Set task - Reproduce the records below in their entirety, character for character.

Part of a data file:

######

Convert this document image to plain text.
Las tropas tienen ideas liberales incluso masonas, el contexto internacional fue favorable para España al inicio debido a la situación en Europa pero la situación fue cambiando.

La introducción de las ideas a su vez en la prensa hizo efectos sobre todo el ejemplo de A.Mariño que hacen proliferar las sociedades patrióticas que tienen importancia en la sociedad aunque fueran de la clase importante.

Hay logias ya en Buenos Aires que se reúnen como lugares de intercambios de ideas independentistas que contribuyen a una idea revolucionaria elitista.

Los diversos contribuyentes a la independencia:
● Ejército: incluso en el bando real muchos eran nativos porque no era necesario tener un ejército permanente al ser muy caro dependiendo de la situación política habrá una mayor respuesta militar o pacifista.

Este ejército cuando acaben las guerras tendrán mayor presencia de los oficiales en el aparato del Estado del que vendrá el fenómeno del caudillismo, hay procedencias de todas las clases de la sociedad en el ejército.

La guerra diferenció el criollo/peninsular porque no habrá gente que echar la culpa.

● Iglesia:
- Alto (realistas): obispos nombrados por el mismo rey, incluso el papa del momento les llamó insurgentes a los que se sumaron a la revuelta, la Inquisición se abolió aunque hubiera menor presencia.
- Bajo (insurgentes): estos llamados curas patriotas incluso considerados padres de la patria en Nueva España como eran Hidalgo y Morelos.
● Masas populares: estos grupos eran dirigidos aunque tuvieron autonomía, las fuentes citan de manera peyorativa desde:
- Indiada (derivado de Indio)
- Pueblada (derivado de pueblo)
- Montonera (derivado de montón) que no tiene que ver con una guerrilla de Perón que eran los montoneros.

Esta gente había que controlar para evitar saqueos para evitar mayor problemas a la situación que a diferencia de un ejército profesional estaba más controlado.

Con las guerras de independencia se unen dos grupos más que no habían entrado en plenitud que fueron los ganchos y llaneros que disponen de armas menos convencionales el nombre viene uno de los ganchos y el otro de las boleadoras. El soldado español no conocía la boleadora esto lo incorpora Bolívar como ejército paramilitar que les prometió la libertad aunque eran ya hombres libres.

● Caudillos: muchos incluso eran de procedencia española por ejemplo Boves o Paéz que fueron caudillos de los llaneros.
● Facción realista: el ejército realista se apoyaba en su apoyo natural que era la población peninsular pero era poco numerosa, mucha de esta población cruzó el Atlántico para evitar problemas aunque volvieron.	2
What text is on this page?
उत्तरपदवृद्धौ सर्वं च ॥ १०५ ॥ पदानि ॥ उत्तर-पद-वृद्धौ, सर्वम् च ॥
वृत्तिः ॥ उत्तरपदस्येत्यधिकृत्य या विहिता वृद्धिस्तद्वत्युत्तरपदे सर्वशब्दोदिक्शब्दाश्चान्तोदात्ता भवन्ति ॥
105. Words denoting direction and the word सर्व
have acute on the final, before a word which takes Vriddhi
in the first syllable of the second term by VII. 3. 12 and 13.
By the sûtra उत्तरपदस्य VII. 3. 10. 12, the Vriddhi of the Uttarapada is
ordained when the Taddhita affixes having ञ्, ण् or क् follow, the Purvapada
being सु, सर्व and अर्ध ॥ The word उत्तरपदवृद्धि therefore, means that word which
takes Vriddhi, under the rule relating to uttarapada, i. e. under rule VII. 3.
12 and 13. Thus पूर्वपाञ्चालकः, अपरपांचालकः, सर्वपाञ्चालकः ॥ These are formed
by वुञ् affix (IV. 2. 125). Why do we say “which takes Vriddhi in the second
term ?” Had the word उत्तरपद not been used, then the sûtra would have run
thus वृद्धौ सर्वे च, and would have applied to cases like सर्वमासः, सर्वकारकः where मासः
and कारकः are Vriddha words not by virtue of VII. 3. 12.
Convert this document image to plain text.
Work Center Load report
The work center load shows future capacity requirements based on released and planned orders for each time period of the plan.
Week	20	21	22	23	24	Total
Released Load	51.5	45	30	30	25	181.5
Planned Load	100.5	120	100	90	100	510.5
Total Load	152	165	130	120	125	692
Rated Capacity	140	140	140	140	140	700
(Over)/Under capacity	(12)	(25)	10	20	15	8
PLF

######

Solution for this problem -
Convert this document image to plain text.
Las tropas tienen ideas liberales incluso masonas, el contexto internacional fue favorable para España al inicio debido a la situación en Europa pero la situación fue cambiando.

La introducción de las ideas a su vez en la prensa hizo efectos sobre todo el ejemplo de A.Mariño que hacen proliferar las sociedades patrióticas que tienen importancia en la sociedad aunque fueran de la clase importante.

Hay logias ya en Buenos Aires que se reúnen como lugares de intercambios de ideas independentistas que contribuyen a una idea revolucionaria elitista.

Los diversos contribuyentes a la independencia:
● Ejército: incluso en el bando real muchos eran nativos porque no era necesario tener un ejército permanente al ser muy caro dependiendo de la situación política habrá una mayor respuesta militar o pacifista.

Este ejército cuando acaben las guerras tendrán mayor presencia de los oficiales en el aparato del Estado del que vendrá el fenómeno del caudillismo, hay procedencias de todas las clases de la sociedad en el ejército.

La guerra diferenció el criollo/peninsular porque no habrá gente que echar la culpa.

● Iglesia:
- Alto (realistas): obispos nombrados por el mismo rey, incluso el papa del momento les llamó insurgentes a los que se sumaron a la revuelta, la Inquisición se abolió aunque hubiera menor presencia.
- Bajo (insurgentes): estos llamados curas patriotas incluso considerados padres de la patria en Nueva España como eran Hidalgo y Morelos.
● Masas populares: estos grupos eran dirigidos aunque tuvieron autonomía, las fuentes citan de manera peyorativa desde:
- Indiada (derivado de Indio)
- Pueblada (derivado de pueblo)
- Montonera (derivado de montón) que no tiene que ver con una guerrilla de Perón que eran los montoneros.

Esta gente había que controlar para evitar saqueos para evitar mayor problemas a la situación que a diferencia de un ejército profesional estaba más controlado.

Con las guerras de independencia se unen dos grupos más que no habían entrado en plenitud que fueron los ganchos y llaneros que disponen de armas menos convencionales el nombre viene uno de los ganchos y el otro de las boleadoras. El soldado español no conocía la boleadora esto lo incorpora Bolívar como ejército paramilitar que les prometió la libertad aunque eran ya hombres libres.

● Caudillos: muchos incluso eran de procedencia española por ejemplo Boves o Paéz que fueron caudillos de los llaneros.
● Facción realista: el ejército realista se apoyaba en su apoyo natural que era la población peninsular pero era poco numerosa, mucha de esta población cruzó el Atlántico para evitar problemas aunque volvieron.	2
What text is on this page?
उत्तरपदवृद्धौ सर्वं च ॥ १०५ ॥ पदानि ॥ उत्तर-पद-वृद्धौ, सर्वम् च ॥
वृत्तिः ॥ उत्तरपदस्येत्यधिकृत्य या विहिता वृद्धिस्तद्वत्युत्तरपदे सर्वशब्दोदिक्शब्दाश्चान्तोदात्ता भवन्ति ॥
105. Words denoting direction and the word सर्व
have acute on the final, before a word which takes Vriddhi
in the first syllable of the second term by VII. 3. 12 and 13.
By the sûtra उत्तरपदस्य VII. 3. 10. 12, the Vriddhi of the Uttarapada is
ordained when the Taddhita affixes having ञ्, ण् or क् follow, the Purvapada
being सु, सर्व and अर्ध ॥ The word उत्तरपदवृद्धि therefore, means that word which
takes Vriddhi, under the rule relating to uttarapada, i. e. under rule VII. 3.
12 and 13. Thus पूर्वपाञ्चालकः, अपरपांचालकः, सर्वपाञ्चालकः ॥ These are formed
by वुञ् affix (IV. 2. 125). Why do we say “which takes Vriddhi in the second
term ?” Had the word उत्तरपद not been used, then the sûtra would have run
thus वृद्धौ सर्वे च, and would have applied to cases like सर्वमासः, सर्वकारकः where मासः
and कारकः are Vriddha words not by virtue of VII. 3. 12.
Convert this document image to plain text.
Work Center Load report
The work center load shows future capacity requirements based on released and planned orders for each time period of the plan.
Week	20	21	22	23	24	Total
Released Load	51.5	45	30	30	25	181.5
Planned Load	100.5	120	100	90	100	510.5
Total Load	152	165	130	120	125	692
Rated Capacity	140	140	140	140	140	700
(Over)/Under capacity	(12)	(25)	10	20	15	8
PLF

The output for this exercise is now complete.